--- begin ITEMS ---
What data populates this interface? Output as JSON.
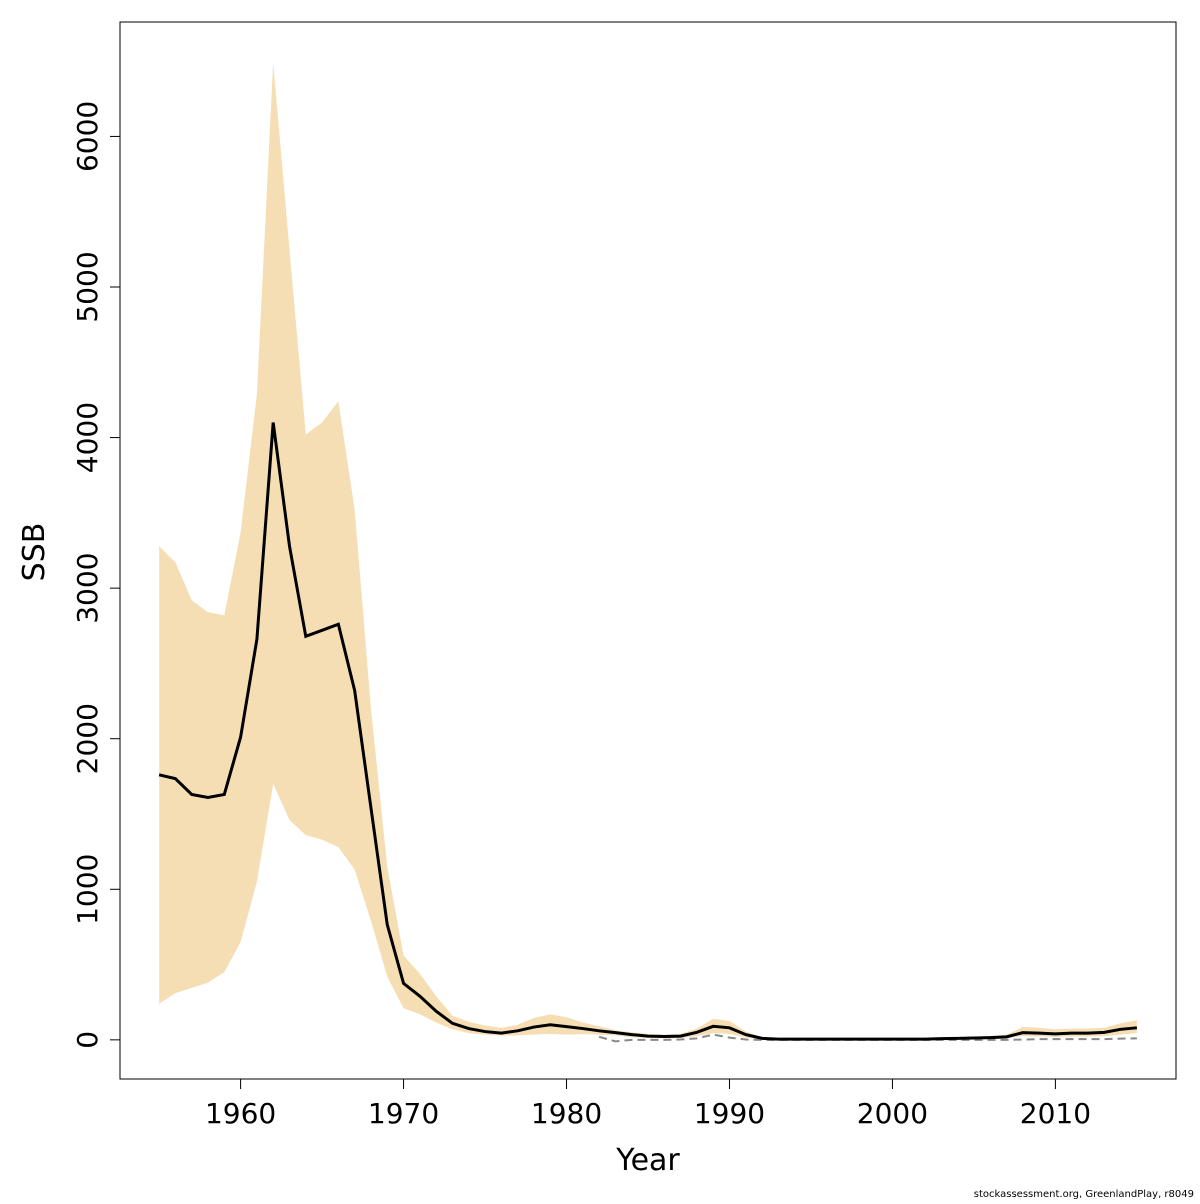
{
  "chart_data": {
    "type": "line",
    "xlabel": "Year",
    "ylabel": "SSB",
    "x": [
      1955,
      1956,
      1957,
      1958,
      1959,
      1960,
      1961,
      1962,
      1963,
      1964,
      1965,
      1966,
      1967,
      1968,
      1969,
      1970,
      1971,
      1972,
      1973,
      1974,
      1975,
      1976,
      1977,
      1978,
      1979,
      1980,
      1981,
      1982,
      1983,
      1984,
      1985,
      1986,
      1987,
      1988,
      1989,
      1990,
      1991,
      1992,
      1993,
      1994,
      1995,
      1996,
      1997,
      1998,
      1999,
      2000,
      2001,
      2002,
      2003,
      2004,
      2005,
      2006,
      2007,
      2008,
      2009,
      2010,
      2011,
      2012,
      2013,
      2014,
      2015
    ],
    "series": [
      {
        "color": "#000000",
        "dash": false,
        "values": [
          1760,
          1735,
          1630,
          1610,
          1630,
          2010,
          2660,
          4100,
          3280,
          2680,
          2720,
          2760,
          2320,
          1540,
          765,
          375,
          290,
          190,
          110,
          75,
          55,
          45,
          60,
          85,
          100,
          88,
          75,
          60,
          48,
          35,
          25,
          22,
          25,
          50,
          90,
          80,
          35,
          10,
          5,
          5,
          5,
          5,
          5,
          5,
          5,
          5,
          5,
          5,
          8,
          10,
          12,
          15,
          20,
          48,
          45,
          40,
          45,
          45,
          50,
          70,
          80
        ]
      },
      {
        "color": "#888888",
        "dash": true,
        "values": [
          null,
          null,
          null,
          null,
          null,
          null,
          null,
          null,
          null,
          null,
          null,
          null,
          null,
          null,
          null,
          null,
          null,
          null,
          null,
          null,
          null,
          null,
          null,
          null,
          null,
          null,
          null,
          20,
          -10,
          0,
          0,
          0,
          2,
          10,
          35,
          15,
          2,
          0,
          0,
          0,
          0,
          0,
          0,
          0,
          0,
          0,
          0,
          0,
          0,
          0,
          0,
          0,
          0,
          2,
          5,
          5,
          5,
          5,
          5,
          8,
          10
        ]
      }
    ],
    "band": {
      "color": "#f5deb3",
      "upper": [
        3280,
        3170,
        2920,
        2840,
        2820,
        3370,
        4290,
        6490,
        5250,
        4020,
        4100,
        4240,
        3520,
        2200,
        1150,
        560,
        440,
        290,
        160,
        120,
        95,
        80,
        100,
        145,
        170,
        150,
        115,
        90,
        65,
        50,
        40,
        35,
        40,
        75,
        140,
        125,
        55,
        18,
        10,
        10,
        10,
        10,
        10,
        10,
        10,
        10,
        10,
        10,
        14,
        16,
        20,
        25,
        35,
        85,
        80,
        70,
        75,
        75,
        80,
        110,
        130
      ],
      "lower": [
        240,
        310,
        345,
        380,
        450,
        650,
        1050,
        1700,
        1460,
        1360,
        1330,
        1280,
        1130,
        790,
        420,
        210,
        170,
        115,
        70,
        45,
        35,
        28,
        30,
        35,
        40,
        35,
        38,
        35,
        30,
        18,
        12,
        10,
        12,
        25,
        45,
        40,
        15,
        3,
        2,
        2,
        2,
        2,
        2,
        2,
        2,
        2,
        2,
        2,
        3,
        4,
        6,
        8,
        10,
        25,
        22,
        20,
        22,
        22,
        25,
        35,
        45
      ]
    },
    "xlim": [
      1952.6,
      2017.4
    ],
    "ylim": [
      -260,
      6760
    ],
    "xticks": [
      1960,
      1970,
      1980,
      1990,
      2000,
      2010
    ],
    "yticks": [
      0,
      1000,
      2000,
      3000,
      4000,
      5000,
      6000
    ],
    "footer": "stockassessment.org, GreenlandPlay, r8049"
  }
}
--- end ITEMS ---
_INSTRUCTION:_ Without including any pictures, reproduce the listing exactly.

_RESULT OF THIS EXERCISE:_
What data populates this interface? Output as JSON.
{
  "chart_data": {
    "type": "line",
    "xlabel": "Year",
    "ylabel": "SSB",
    "x": [
      1955,
      1956,
      1957,
      1958,
      1959,
      1960,
      1961,
      1962,
      1963,
      1964,
      1965,
      1966,
      1967,
      1968,
      1969,
      1970,
      1971,
      1972,
      1973,
      1974,
      1975,
      1976,
      1977,
      1978,
      1979,
      1980,
      1981,
      1982,
      1983,
      1984,
      1985,
      1986,
      1987,
      1988,
      1989,
      1990,
      1991,
      1992,
      1993,
      1994,
      1995,
      1996,
      1997,
      1998,
      1999,
      2000,
      2001,
      2002,
      2003,
      2004,
      2005,
      2006,
      2007,
      2008,
      2009,
      2010,
      2011,
      2012,
      2013,
      2014,
      2015
    ],
    "series": [
      {
        "color": "#000000",
        "dash": false,
        "values": [
          1760,
          1735,
          1630,
          1610,
          1630,
          2010,
          2660,
          4100,
          3280,
          2680,
          2720,
          2760,
          2320,
          1540,
          765,
          375,
          290,
          190,
          110,
          75,
          55,
          45,
          60,
          85,
          100,
          88,
          75,
          60,
          48,
          35,
          25,
          22,
          25,
          50,
          90,
          80,
          35,
          10,
          5,
          5,
          5,
          5,
          5,
          5,
          5,
          5,
          5,
          5,
          8,
          10,
          12,
          15,
          20,
          48,
          45,
          40,
          45,
          45,
          50,
          70,
          80
        ]
      },
      {
        "color": "#888888",
        "dash": true,
        "values": [
          null,
          null,
          null,
          null,
          null,
          null,
          null,
          null,
          null,
          null,
          null,
          null,
          null,
          null,
          null,
          null,
          null,
          null,
          null,
          null,
          null,
          null,
          null,
          null,
          null,
          null,
          null,
          20,
          -10,
          0,
          0,
          0,
          2,
          10,
          35,
          15,
          2,
          0,
          0,
          0,
          0,
          0,
          0,
          0,
          0,
          0,
          0,
          0,
          0,
          0,
          0,
          0,
          0,
          2,
          5,
          5,
          5,
          5,
          5,
          8,
          10
        ]
      }
    ],
    "band": {
      "color": "#f5deb3",
      "upper": [
        3280,
        3170,
        2920,
        2840,
        2820,
        3370,
        4290,
        6490,
        5250,
        4020,
        4100,
        4240,
        3520,
        2200,
        1150,
        560,
        440,
        290,
        160,
        120,
        95,
        80,
        100,
        145,
        170,
        150,
        115,
        90,
        65,
        50,
        40,
        35,
        40,
        75,
        140,
        125,
        55,
        18,
        10,
        10,
        10,
        10,
        10,
        10,
        10,
        10,
        10,
        10,
        14,
        16,
        20,
        25,
        35,
        85,
        80,
        70,
        75,
        75,
        80,
        110,
        130
      ],
      "lower": [
        240,
        310,
        345,
        380,
        450,
        650,
        1050,
        1700,
        1460,
        1360,
        1330,
        1280,
        1130,
        790,
        420,
        210,
        170,
        115,
        70,
        45,
        35,
        28,
        30,
        35,
        40,
        35,
        38,
        35,
        30,
        18,
        12,
        10,
        12,
        25,
        45,
        40,
        15,
        3,
        2,
        2,
        2,
        2,
        2,
        2,
        2,
        2,
        2,
        2,
        3,
        4,
        6,
        8,
        10,
        25,
        22,
        20,
        22,
        22,
        25,
        35,
        45
      ]
    },
    "xlim": [
      1952.6,
      2017.4
    ],
    "ylim": [
      -260,
      6760
    ],
    "xticks": [
      1960,
      1970,
      1980,
      1990,
      2000,
      2010
    ],
    "yticks": [
      0,
      1000,
      2000,
      3000,
      4000,
      5000,
      6000
    ],
    "footer": "stockassessment.org, GreenlandPlay, r8049"
  }
}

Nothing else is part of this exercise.